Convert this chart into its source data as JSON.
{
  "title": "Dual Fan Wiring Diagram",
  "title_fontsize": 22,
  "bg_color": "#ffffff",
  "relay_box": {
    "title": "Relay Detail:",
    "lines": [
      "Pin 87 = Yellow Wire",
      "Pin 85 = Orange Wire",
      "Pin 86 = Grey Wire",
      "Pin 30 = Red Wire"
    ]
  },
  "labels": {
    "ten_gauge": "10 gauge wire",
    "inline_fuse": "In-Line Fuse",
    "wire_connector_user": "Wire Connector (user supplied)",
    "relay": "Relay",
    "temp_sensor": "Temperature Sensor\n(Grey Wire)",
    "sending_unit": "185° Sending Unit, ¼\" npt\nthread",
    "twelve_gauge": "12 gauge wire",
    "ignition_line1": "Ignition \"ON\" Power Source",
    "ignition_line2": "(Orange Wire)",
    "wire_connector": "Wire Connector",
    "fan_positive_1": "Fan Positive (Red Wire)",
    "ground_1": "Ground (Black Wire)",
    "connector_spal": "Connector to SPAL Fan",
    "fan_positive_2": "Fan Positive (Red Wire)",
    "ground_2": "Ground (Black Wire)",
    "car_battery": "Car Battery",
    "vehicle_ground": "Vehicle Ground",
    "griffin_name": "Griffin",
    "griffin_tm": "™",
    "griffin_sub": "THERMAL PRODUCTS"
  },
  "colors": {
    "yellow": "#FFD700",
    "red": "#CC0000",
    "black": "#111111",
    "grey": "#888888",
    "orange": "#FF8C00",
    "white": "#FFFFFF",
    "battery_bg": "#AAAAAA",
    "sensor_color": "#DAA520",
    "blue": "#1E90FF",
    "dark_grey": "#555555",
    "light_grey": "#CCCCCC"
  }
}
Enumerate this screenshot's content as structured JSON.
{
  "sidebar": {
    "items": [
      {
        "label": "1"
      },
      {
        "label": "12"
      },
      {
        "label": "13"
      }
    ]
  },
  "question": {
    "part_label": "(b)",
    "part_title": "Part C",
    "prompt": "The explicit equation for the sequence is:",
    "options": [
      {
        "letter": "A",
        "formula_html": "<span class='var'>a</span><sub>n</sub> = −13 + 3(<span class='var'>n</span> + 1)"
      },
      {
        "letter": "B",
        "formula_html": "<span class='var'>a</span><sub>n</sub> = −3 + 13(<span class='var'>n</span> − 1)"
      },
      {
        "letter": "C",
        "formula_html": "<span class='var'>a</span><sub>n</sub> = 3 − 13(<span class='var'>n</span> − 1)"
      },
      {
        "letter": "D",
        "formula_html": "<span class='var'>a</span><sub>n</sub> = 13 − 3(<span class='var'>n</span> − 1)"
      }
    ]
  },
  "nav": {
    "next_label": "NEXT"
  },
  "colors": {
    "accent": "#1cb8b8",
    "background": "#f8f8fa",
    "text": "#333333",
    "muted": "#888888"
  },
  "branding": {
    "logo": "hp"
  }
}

────────────────

## Stated exercise
Exactly and exclusively, repeat the lines from the line that contains "Enumerate this screenshot's" through the end of the records, both ends included.

## Exercise response
Enumerate this screenshot's content as structured JSON.
{
  "sidebar": {
    "items": [
      {
        "label": "1"
      },
      {
        "label": "12"
      },
      {
        "label": "13"
      }
    ]
  },
  "question": {
    "part_label": "(b)",
    "part_title": "Part C",
    "prompt": "The explicit equation for the sequence is:",
    "options": [
      {
        "letter": "A",
        "formula_html": "<span class='var'>a</span><sub>n</sub> = −13 + 3(<span class='var'>n</span> + 1)"
      },
      {
        "letter": "B",
        "formula_html": "<span class='var'>a</span><sub>n</sub> = −3 + 13(<span class='var'>n</span> − 1)"
      },
      {
        "letter": "C",
        "formula_html": "<span class='var'>a</span><sub>n</sub> = 3 − 13(<span class='var'>n</span> − 1)"
      },
      {
        "letter": "D",
        "formula_html": "<span class='var'>a</span><sub>n</sub> = 13 − 3(<span class='var'>n</span> − 1)"
      }
    ]
  },
  "nav": {
    "next_label": "NEXT"
  },
  "colors": {
    "accent": "#1cb8b8",
    "background": "#f8f8fa",
    "text": "#333333",
    "muted": "#888888"
  },
  "branding": {
    "logo": "hp"
  }
}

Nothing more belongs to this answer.